▶ Aim of the exercise
Look through the records that follow. Copy every line containing the word "Redesign".

--

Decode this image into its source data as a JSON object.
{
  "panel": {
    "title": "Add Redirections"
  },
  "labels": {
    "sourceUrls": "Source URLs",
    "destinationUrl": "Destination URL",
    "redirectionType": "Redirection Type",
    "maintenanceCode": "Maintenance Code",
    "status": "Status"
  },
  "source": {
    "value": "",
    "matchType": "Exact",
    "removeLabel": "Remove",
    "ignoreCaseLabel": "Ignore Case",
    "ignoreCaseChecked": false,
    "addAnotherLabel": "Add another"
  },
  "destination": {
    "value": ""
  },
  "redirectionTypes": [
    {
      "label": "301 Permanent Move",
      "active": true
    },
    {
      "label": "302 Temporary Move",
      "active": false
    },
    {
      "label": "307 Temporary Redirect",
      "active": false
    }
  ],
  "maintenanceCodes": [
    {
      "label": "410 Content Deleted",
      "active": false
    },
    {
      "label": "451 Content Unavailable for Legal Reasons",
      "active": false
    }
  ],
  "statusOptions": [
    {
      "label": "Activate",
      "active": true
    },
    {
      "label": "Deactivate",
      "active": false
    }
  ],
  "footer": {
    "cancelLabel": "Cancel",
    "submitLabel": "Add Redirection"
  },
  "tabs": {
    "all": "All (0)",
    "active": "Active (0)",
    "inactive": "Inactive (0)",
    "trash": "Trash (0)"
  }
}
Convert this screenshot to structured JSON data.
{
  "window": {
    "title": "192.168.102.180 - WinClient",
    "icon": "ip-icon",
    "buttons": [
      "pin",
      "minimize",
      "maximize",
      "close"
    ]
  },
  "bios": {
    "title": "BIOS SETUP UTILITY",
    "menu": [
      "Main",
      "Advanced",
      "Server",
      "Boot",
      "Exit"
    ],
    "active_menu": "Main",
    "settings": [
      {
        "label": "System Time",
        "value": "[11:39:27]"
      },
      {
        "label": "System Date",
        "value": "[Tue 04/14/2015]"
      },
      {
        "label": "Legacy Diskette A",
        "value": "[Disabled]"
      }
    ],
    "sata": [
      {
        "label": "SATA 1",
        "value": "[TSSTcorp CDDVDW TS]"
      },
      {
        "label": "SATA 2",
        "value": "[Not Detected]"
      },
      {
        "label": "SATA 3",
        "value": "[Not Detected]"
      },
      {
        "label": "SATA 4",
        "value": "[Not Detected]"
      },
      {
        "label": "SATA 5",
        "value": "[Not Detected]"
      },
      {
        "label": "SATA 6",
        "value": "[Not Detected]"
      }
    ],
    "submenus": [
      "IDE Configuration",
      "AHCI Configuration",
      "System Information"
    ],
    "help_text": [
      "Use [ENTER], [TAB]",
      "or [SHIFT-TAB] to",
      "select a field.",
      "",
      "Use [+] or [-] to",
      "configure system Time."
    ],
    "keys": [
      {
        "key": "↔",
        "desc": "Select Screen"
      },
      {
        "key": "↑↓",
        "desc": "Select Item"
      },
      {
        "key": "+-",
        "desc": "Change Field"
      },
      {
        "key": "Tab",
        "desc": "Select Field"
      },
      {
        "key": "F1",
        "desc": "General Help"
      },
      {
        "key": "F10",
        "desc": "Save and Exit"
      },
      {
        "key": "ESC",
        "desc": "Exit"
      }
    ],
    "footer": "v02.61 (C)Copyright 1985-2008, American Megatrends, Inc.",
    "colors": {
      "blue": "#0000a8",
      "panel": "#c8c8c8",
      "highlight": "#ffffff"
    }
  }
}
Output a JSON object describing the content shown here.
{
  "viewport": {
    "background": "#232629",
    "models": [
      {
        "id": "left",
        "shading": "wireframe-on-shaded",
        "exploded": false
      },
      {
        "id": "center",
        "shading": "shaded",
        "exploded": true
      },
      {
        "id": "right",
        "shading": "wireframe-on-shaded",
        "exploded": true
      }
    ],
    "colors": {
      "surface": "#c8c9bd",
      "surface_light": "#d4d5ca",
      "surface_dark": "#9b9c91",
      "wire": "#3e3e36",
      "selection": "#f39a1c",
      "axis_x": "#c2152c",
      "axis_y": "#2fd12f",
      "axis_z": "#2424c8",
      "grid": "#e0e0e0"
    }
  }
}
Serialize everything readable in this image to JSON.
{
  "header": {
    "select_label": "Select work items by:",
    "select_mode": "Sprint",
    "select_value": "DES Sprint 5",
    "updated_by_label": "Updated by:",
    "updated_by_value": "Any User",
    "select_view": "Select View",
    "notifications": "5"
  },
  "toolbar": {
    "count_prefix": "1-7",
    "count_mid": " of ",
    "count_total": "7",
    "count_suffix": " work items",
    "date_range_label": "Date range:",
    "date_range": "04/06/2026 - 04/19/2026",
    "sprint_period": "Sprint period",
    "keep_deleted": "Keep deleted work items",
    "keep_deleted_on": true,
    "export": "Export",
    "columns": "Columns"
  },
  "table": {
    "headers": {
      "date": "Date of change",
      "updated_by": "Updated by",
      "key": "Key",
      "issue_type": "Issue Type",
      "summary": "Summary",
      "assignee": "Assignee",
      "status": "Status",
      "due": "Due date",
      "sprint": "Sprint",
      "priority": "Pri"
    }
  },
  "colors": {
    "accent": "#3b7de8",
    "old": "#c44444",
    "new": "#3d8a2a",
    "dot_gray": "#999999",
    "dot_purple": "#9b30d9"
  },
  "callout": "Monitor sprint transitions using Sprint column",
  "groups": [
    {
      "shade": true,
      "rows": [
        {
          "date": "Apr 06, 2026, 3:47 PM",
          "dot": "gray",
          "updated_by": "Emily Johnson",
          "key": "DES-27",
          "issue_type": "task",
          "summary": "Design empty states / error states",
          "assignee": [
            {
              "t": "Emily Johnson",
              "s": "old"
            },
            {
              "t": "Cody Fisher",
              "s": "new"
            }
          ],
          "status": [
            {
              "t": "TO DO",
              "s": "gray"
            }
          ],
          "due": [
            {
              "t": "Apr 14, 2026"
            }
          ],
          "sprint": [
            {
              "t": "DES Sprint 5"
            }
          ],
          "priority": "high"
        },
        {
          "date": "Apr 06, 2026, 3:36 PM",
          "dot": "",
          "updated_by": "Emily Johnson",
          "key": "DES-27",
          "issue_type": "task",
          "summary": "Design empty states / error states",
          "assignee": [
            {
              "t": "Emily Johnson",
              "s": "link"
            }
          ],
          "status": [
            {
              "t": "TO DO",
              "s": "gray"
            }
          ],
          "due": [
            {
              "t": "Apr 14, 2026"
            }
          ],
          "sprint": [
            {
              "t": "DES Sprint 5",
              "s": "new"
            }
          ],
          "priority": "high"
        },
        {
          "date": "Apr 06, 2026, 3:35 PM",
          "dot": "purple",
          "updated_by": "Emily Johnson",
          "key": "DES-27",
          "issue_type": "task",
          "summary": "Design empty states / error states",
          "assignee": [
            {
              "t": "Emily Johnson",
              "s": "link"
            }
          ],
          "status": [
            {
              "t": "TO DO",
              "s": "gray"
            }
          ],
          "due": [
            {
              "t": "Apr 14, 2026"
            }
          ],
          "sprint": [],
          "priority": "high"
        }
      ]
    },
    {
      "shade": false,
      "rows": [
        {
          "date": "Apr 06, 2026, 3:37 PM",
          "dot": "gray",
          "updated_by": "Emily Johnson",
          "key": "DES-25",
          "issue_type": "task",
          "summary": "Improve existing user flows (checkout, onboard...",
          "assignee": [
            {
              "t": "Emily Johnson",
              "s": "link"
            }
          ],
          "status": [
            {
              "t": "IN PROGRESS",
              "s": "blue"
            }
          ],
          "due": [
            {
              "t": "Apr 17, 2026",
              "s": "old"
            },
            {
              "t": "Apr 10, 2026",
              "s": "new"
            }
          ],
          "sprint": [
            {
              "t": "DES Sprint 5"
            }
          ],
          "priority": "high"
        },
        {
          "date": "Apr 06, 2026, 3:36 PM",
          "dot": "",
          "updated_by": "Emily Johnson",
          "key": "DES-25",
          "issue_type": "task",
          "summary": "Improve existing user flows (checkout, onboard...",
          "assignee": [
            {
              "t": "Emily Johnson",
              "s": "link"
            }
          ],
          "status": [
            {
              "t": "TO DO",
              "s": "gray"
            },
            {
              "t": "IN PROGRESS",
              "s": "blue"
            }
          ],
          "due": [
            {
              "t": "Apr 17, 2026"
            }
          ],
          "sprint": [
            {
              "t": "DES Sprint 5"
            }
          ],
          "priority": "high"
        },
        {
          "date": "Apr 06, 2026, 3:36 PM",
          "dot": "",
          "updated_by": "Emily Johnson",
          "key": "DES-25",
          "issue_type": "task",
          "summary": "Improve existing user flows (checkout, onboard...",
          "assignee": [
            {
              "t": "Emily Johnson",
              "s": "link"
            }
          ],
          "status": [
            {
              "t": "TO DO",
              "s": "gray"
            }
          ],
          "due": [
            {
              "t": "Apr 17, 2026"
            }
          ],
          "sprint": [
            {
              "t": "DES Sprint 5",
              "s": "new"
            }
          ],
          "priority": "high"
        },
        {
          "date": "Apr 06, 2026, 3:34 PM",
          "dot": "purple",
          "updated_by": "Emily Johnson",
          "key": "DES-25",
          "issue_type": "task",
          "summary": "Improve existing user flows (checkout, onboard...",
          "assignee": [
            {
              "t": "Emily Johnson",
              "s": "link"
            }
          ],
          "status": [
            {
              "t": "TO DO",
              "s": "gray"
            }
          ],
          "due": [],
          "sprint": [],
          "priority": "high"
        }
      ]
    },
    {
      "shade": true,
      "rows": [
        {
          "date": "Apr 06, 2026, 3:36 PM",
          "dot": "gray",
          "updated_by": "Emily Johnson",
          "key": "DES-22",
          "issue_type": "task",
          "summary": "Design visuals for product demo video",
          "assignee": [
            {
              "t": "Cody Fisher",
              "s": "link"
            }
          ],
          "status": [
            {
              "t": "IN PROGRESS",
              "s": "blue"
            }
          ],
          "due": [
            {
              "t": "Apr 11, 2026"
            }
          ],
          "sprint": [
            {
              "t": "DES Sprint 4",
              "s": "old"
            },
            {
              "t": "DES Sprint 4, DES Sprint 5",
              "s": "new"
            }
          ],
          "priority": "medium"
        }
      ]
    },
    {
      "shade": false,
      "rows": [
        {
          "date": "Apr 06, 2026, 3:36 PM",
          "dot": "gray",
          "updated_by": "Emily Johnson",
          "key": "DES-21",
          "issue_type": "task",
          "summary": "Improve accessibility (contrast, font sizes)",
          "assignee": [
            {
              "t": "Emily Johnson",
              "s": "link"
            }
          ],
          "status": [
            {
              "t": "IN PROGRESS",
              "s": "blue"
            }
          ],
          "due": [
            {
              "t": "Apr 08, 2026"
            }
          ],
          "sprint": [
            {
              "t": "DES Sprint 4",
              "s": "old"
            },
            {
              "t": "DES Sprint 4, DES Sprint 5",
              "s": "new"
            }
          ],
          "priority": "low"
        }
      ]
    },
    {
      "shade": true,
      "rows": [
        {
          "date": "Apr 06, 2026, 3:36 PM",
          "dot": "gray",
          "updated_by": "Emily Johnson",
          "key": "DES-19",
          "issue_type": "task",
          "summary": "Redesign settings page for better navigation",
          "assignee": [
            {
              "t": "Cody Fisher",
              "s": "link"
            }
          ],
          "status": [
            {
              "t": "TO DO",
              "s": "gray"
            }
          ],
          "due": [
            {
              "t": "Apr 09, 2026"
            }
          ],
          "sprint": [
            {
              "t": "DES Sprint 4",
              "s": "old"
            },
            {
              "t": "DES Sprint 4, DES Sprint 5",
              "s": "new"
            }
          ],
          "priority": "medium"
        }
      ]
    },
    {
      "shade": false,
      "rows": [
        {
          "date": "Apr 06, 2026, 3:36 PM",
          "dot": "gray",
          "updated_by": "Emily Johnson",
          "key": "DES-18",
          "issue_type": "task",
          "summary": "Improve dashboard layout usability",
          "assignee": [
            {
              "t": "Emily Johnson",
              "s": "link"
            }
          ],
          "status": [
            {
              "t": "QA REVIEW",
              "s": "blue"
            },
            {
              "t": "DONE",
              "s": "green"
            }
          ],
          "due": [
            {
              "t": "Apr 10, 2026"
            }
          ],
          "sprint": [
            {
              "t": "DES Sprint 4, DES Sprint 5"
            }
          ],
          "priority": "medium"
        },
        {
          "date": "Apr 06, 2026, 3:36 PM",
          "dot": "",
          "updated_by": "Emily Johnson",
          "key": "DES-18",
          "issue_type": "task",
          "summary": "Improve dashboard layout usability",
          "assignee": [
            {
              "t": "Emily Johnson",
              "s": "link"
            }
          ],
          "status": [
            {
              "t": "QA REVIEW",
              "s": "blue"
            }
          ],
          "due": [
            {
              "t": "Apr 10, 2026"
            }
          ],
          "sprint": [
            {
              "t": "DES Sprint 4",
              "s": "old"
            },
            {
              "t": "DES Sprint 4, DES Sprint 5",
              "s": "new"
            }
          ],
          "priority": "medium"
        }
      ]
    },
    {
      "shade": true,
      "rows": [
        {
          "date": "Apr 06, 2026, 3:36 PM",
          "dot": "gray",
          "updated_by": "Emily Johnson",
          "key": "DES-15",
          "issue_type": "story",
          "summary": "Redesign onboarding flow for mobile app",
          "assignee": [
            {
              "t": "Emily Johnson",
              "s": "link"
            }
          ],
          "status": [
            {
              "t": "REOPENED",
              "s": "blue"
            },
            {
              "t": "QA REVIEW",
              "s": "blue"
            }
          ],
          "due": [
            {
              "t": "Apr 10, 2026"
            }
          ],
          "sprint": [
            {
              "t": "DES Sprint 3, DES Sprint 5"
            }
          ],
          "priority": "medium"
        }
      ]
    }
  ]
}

--

▶ Finished answer
          "summary": "Redesign settings page for better navigation",
          "summary": "Redesign onboarding flow for mobile app",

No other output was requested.